* Start *

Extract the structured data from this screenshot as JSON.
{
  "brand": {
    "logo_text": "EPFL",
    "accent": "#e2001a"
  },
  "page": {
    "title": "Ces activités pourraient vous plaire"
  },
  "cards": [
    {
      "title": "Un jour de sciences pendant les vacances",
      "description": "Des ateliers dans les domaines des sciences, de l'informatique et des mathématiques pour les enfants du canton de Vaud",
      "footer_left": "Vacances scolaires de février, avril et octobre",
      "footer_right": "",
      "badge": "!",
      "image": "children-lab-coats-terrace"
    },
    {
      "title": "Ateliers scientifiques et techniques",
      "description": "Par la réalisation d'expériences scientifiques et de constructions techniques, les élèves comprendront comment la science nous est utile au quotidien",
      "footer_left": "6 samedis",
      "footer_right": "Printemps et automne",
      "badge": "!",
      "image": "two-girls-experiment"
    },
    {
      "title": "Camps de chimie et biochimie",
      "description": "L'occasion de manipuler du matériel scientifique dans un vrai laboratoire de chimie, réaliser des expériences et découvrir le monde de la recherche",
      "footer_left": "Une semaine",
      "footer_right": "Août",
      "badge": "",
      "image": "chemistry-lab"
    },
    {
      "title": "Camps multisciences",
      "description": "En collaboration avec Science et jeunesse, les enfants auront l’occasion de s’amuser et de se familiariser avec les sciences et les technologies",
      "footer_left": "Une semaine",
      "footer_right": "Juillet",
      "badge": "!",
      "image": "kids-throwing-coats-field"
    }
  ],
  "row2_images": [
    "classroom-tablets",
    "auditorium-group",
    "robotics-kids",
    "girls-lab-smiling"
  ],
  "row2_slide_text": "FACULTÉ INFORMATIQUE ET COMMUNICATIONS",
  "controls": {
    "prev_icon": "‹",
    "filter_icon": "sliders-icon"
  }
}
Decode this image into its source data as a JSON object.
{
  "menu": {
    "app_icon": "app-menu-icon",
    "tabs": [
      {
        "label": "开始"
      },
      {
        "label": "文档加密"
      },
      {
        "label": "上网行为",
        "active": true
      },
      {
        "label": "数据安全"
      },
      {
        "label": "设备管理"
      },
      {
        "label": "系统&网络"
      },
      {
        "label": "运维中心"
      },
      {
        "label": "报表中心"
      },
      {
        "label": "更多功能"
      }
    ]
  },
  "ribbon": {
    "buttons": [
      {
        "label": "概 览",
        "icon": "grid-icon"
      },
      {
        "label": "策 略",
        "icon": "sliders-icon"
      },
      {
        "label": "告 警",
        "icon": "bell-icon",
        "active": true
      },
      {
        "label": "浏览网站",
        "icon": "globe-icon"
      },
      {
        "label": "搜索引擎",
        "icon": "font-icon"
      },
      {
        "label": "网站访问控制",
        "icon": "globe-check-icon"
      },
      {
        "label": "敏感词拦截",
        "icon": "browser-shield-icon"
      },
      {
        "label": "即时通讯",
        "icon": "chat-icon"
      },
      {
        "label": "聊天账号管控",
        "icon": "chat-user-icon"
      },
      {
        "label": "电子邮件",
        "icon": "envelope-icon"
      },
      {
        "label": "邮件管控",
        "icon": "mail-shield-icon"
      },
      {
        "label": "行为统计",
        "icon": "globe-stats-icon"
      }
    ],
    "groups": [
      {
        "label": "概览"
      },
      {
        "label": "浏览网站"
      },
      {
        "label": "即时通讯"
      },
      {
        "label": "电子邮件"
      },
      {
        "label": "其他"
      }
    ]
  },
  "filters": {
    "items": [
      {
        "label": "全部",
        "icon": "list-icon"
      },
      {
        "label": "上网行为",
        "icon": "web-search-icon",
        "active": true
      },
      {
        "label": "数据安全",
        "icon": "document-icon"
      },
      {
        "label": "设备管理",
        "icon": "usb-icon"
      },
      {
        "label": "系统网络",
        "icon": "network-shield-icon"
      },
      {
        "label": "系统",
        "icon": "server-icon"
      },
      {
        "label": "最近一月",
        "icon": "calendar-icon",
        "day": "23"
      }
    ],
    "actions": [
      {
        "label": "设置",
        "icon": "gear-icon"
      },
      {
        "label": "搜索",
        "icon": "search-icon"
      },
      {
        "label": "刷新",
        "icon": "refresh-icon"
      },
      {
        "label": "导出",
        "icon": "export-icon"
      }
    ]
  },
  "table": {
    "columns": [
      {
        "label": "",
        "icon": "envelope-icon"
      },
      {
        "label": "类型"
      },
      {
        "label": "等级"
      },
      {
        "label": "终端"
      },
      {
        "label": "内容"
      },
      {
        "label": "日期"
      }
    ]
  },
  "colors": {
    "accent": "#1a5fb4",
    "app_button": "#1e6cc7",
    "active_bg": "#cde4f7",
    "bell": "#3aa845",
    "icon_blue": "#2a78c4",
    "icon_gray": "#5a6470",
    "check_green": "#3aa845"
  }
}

* End *

→ **Task statement**:
Extract the complete set of records unchanged.

→ **Solution**:
Extract the structured data from this screenshot as JSON.
{
  "brand": {
    "logo_text": "EPFL",
    "accent": "#e2001a"
  },
  "page": {
    "title": "Ces activités pourraient vous plaire"
  },
  "cards": [
    {
      "title": "Un jour de sciences pendant les vacances",
      "description": "Des ateliers dans les domaines des sciences, de l'informatique et des mathématiques pour les enfants du canton de Vaud",
      "footer_left": "Vacances scolaires de février, avril et octobre",
      "footer_right": "",
      "badge": "!",
      "image": "children-lab-coats-terrace"
    },
    {
      "title": "Ateliers scientifiques et techniques",
      "description": "Par la réalisation d'expériences scientifiques et de constructions techniques, les élèves comprendront comment la science nous est utile au quotidien",
      "footer_left": "6 samedis",
      "footer_right": "Printemps et automne",
      "badge": "!",
      "image": "two-girls-experiment"
    },
    {
      "title": "Camps de chimie et biochimie",
      "description": "L'occasion de manipuler du matériel scientifique dans un vrai laboratoire de chimie, réaliser des expériences et découvrir le monde de la recherche",
      "footer_left": "Une semaine",
      "footer_right": "Août",
      "badge": "",
      "image": "chemistry-lab"
    },
    {
      "title": "Camps multisciences",
      "description": "En collaboration avec Science et jeunesse, les enfants auront l’occasion de s’amuser et de se familiariser avec les sciences et les technologies",
      "footer_left": "Une semaine",
      "footer_right": "Juillet",
      "badge": "!",
      "image": "kids-throwing-coats-field"
    }
  ],
  "row2_images": [
    "classroom-tablets",
    "auditorium-group",
    "robotics-kids",
    "girls-lab-smiling"
  ],
  "row2_slide_text": "FACULTÉ INFORMATIQUE ET COMMUNICATIONS",
  "controls": {
    "prev_icon": "‹",
    "filter_icon": "sliders-icon"
  }
}
Decode this image into its source data as a JSON object.
{
  "menu": {
    "app_icon": "app-menu-icon",
    "tabs": [
      {
        "label": "开始"
      },
      {
        "label": "文档加密"
      },
      {
        "label": "上网行为",
        "active": true
      },
      {
        "label": "数据安全"
      },
      {
        "label": "设备管理"
      },
      {
        "label": "系统&网络"
      },
      {
        "label": "运维中心"
      },
      {
        "label": "报表中心"
      },
      {
        "label": "更多功能"
      }
    ]
  },
  "ribbon": {
    "buttons": [
      {
        "label": "概 览",
        "icon": "grid-icon"
      },
      {
        "label": "策 略",
        "icon": "sliders-icon"
      },
      {
        "label": "告 警",
        "icon": "bell-icon",
        "active": true
      },
      {
        "label": "浏览网站",
        "icon": "globe-icon"
      },
      {
        "label": "搜索引擎",
        "icon": "font-icon"
      },
      {
        "label": "网站访问控制",
        "icon": "globe-check-icon"
      },
      {
        "label": "敏感词拦截",
        "icon": "browser-shield-icon"
      },
      {
        "label": "即时通讯",
        "icon": "chat-icon"
      },
      {
        "label": "聊天账号管控",
        "icon": "chat-user-icon"
      },
      {
        "label": "电子邮件",
        "icon": "envelope-icon"
      },
      {
        "label": "邮件管控",
        "icon": "mail-shield-icon"
      },
      {
        "label": "行为统计",
        "icon": "globe-stats-icon"
      }
    ],
    "groups": [
      {
        "label": "概览"
      },
      {
        "label": "浏览网站"
      },
      {
        "label": "即时通讯"
      },
      {
        "label": "电子邮件"
      },
      {
        "label": "其他"
      }
    ]
  },
  "filters": {
    "items": [
      {
        "label": "全部",
        "icon": "list-icon"
      },
      {
        "label": "上网行为",
        "icon": "web-search-icon",
        "active": true
      },
      {
        "label": "数据安全",
        "icon": "document-icon"
      },
      {
        "label": "设备管理",
        "icon": "usb-icon"
      },
      {
        "label": "系统网络",
        "icon": "network-shield-icon"
      },
      {
        "label": "系统",
        "icon": "server-icon"
      },
      {
        "label": "最近一月",
        "icon": "calendar-icon",
        "day": "23"
      }
    ],
    "actions": [
      {
        "label": "设置",
        "icon": "gear-icon"
      },
      {
        "label": "搜索",
        "icon": "search-icon"
      },
      {
        "label": "刷新",
        "icon": "refresh-icon"
      },
      {
        "label": "导出",
        "icon": "export-icon"
      }
    ]
  },
  "table": {
    "columns": [
      {
        "label": "",
        "icon": "envelope-icon"
      },
      {
        "label": "类型"
      },
      {
        "label": "等级"
      },
      {
        "label": "终端"
      },
      {
        "label": "内容"
      },
      {
        "label": "日期"
      }
    ]
  },
  "colors": {
    "accent": "#1a5fb4",
    "app_button": "#1e6cc7",
    "active_bg": "#cde4f7",
    "bell": "#3aa845",
    "icon_blue": "#2a78c4",
    "icon_gray": "#5a6470",
    "check_green": "#3aa845"
  }
}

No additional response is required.